[START Dataset records]
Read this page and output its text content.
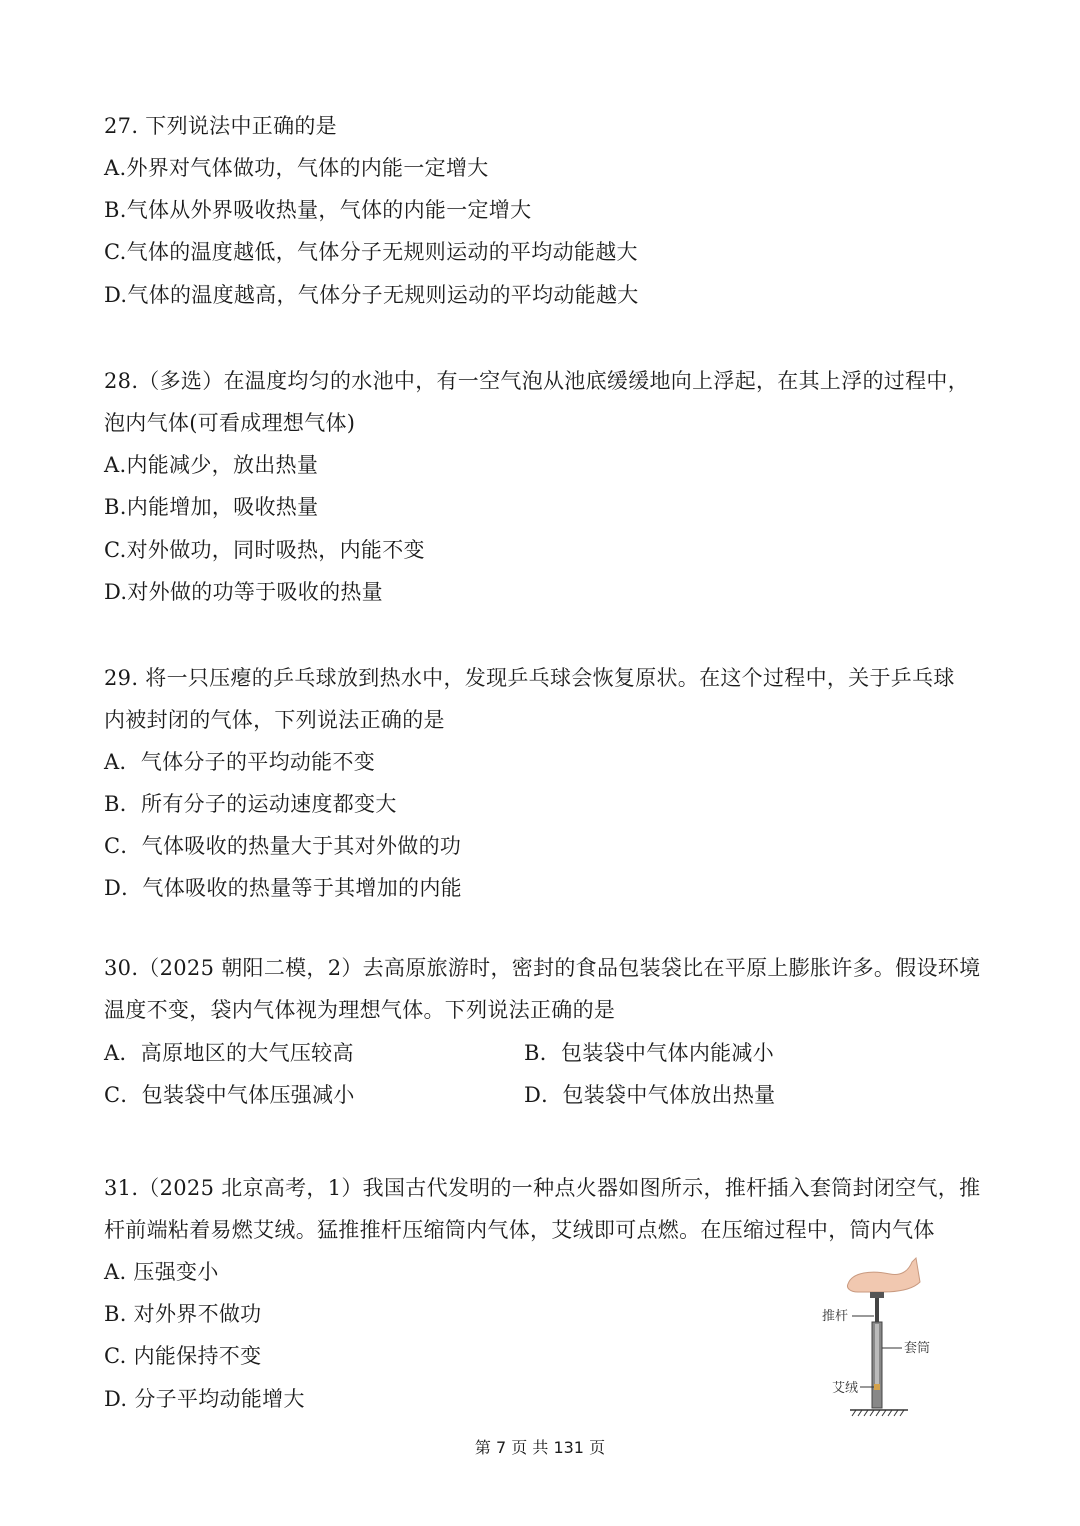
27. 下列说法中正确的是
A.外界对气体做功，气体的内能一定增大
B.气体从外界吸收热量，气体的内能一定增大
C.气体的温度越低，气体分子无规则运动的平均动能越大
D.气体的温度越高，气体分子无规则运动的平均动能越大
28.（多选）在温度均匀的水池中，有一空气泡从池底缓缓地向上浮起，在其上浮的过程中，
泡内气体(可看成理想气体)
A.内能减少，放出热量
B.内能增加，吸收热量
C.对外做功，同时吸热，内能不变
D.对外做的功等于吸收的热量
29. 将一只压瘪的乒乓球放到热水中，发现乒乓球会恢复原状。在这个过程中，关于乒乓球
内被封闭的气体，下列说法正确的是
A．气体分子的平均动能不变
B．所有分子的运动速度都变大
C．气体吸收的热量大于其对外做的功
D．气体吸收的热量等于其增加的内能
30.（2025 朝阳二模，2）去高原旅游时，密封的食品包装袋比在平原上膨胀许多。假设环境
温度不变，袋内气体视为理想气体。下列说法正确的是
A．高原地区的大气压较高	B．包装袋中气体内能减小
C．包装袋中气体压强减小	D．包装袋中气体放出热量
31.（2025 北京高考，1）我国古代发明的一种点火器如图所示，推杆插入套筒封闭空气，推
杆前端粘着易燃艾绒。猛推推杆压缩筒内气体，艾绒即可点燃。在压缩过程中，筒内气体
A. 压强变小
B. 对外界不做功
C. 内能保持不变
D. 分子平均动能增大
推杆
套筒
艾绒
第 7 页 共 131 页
[END Dataset records]
> _Aim_: Pick out all the lines with the word "下列说法正确的是" in them and copy them.

> _Task result_:
内被封闭的气体，下列说法正确的是
温度不变，袋内气体视为理想气体。下列说法正确的是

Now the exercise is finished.